Aim →
Look through the listing below and report how many lines contain "title", as a bare number.

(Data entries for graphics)
· · · · · · ·

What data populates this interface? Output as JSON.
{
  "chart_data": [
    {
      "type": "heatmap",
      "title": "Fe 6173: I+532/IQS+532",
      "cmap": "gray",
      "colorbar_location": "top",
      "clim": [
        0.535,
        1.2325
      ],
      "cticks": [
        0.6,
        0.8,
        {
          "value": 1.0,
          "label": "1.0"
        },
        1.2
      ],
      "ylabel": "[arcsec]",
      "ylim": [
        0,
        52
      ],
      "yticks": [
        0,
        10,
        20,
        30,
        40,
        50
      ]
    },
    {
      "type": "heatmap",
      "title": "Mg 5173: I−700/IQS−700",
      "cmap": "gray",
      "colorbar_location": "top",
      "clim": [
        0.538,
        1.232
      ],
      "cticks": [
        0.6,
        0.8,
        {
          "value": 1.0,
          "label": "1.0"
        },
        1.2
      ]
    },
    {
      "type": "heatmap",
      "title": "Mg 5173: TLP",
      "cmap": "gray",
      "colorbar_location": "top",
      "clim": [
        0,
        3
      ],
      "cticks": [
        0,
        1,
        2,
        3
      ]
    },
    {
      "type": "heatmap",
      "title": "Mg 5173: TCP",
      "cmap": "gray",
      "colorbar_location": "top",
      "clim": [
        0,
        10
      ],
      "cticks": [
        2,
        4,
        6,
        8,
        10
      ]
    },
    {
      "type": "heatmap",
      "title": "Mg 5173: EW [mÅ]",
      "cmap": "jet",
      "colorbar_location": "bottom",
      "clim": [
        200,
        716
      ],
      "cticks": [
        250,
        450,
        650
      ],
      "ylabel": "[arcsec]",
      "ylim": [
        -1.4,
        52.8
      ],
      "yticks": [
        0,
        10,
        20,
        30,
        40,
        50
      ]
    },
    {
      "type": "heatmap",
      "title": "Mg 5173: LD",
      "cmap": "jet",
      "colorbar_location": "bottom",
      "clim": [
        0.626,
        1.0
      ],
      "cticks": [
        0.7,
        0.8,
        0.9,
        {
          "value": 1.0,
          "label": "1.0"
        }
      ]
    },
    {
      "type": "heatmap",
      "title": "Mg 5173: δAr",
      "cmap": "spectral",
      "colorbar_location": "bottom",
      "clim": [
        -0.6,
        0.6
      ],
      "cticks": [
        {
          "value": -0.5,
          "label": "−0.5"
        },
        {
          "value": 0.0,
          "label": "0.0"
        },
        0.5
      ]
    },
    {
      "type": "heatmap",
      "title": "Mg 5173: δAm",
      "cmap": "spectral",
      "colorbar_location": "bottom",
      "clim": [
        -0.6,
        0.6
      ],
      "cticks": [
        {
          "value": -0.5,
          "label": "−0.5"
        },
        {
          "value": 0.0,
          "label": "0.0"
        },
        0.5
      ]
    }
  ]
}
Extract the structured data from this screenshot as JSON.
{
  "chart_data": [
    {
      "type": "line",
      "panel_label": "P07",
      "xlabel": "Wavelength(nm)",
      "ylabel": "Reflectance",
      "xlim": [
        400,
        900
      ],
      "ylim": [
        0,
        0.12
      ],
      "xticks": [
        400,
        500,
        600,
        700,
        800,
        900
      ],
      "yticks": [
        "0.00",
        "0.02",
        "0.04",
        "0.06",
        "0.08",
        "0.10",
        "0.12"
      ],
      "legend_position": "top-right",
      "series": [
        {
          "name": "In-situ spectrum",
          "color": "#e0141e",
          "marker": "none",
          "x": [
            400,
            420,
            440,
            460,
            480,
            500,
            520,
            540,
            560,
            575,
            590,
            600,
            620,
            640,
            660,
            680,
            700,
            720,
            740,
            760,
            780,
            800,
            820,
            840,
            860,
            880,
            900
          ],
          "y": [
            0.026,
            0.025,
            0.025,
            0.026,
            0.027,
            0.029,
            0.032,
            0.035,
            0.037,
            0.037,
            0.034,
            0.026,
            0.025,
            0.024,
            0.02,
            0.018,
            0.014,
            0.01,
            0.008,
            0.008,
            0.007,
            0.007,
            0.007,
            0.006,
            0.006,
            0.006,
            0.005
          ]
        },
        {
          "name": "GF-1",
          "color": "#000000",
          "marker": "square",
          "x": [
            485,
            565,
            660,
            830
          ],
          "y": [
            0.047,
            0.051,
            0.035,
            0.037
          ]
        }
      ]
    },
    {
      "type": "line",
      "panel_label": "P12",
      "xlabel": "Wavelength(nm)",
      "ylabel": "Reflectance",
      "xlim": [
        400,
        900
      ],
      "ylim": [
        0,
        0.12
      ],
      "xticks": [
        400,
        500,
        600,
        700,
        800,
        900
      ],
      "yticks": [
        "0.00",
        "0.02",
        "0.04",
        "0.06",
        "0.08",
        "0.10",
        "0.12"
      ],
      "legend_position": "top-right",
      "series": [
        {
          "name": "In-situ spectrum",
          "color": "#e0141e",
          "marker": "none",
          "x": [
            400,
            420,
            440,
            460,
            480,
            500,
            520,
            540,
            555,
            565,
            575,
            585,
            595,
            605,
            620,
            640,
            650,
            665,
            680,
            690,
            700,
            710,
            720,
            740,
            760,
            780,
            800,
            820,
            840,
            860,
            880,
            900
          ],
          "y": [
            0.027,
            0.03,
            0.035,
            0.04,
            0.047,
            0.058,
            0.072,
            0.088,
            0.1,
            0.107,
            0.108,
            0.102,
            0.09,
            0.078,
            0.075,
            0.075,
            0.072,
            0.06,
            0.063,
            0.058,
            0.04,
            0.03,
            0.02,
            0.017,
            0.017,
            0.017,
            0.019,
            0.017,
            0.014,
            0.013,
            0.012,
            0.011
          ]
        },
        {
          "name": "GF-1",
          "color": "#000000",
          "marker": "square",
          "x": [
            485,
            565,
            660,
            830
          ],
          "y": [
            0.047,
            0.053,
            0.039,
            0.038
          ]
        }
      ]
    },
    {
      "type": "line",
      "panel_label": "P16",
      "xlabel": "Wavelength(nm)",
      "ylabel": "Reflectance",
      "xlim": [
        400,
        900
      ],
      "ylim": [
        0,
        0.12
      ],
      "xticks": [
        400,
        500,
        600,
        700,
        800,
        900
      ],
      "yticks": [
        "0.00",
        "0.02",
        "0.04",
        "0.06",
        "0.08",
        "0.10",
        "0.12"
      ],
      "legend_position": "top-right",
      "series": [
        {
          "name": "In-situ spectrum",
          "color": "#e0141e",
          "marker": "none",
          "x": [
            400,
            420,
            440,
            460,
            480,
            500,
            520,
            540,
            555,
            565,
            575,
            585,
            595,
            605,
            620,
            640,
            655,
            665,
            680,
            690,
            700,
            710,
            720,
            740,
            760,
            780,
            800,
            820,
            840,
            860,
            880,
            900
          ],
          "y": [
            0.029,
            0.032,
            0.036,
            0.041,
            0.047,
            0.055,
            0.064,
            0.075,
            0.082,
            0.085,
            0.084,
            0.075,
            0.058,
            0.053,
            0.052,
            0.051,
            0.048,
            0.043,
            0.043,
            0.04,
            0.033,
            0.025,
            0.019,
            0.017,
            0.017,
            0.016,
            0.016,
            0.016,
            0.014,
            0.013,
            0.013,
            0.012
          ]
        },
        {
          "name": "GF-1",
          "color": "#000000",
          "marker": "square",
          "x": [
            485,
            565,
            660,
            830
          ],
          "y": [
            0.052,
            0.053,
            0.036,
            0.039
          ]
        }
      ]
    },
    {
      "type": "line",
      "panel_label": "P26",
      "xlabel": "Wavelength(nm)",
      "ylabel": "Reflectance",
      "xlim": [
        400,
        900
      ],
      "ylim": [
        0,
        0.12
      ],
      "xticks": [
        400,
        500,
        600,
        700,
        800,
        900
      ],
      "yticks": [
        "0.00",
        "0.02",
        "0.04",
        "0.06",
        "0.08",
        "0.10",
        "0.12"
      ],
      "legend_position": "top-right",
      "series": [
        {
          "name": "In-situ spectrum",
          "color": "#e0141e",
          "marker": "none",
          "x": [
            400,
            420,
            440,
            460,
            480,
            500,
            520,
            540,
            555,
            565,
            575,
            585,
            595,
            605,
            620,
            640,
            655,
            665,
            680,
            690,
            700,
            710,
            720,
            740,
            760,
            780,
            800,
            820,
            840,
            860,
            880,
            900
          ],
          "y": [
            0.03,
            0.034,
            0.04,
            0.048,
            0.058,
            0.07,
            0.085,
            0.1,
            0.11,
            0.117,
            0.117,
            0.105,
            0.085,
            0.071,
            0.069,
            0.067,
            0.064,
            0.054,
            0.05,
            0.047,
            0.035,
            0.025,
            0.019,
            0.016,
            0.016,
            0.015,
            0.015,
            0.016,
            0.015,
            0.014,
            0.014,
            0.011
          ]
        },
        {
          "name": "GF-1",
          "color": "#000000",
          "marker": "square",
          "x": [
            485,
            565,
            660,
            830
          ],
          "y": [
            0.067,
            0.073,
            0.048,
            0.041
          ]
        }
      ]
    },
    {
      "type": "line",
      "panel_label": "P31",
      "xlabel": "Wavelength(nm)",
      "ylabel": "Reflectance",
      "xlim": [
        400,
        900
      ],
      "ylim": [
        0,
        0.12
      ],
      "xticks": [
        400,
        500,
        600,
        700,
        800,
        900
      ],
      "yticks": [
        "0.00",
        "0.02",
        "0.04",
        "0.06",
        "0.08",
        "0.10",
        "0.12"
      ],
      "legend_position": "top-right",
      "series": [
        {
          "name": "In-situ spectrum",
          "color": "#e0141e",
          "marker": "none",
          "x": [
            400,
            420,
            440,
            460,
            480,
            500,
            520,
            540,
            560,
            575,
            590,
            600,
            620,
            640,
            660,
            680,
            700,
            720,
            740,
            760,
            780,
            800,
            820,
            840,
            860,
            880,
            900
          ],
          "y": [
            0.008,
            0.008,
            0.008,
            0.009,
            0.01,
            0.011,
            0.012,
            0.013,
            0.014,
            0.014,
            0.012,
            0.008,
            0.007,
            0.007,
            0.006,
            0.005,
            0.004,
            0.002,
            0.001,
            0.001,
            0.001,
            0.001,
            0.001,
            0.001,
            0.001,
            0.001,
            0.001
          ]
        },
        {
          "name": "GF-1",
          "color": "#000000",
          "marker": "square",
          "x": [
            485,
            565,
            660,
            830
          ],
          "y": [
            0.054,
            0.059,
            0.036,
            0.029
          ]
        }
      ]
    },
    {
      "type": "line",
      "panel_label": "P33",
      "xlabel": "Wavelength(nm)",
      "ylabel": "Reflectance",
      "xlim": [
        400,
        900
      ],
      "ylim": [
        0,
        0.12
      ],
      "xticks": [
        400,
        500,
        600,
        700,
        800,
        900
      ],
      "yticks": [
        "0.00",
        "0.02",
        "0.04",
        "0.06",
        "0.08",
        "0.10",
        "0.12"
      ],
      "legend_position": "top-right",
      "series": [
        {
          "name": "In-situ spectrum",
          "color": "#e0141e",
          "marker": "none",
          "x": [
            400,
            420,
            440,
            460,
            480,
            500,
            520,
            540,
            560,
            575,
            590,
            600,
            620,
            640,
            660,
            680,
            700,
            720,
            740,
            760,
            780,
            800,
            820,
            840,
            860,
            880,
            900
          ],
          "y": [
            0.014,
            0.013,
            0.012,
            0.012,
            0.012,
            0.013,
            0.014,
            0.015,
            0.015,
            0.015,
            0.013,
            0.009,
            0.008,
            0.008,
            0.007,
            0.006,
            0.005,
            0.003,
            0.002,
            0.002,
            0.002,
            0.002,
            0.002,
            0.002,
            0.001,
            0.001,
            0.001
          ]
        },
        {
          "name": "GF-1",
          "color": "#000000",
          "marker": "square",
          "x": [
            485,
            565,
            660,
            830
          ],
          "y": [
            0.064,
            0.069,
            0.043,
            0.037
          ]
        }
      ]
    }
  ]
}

· · · · · · ·

Answer in full →
8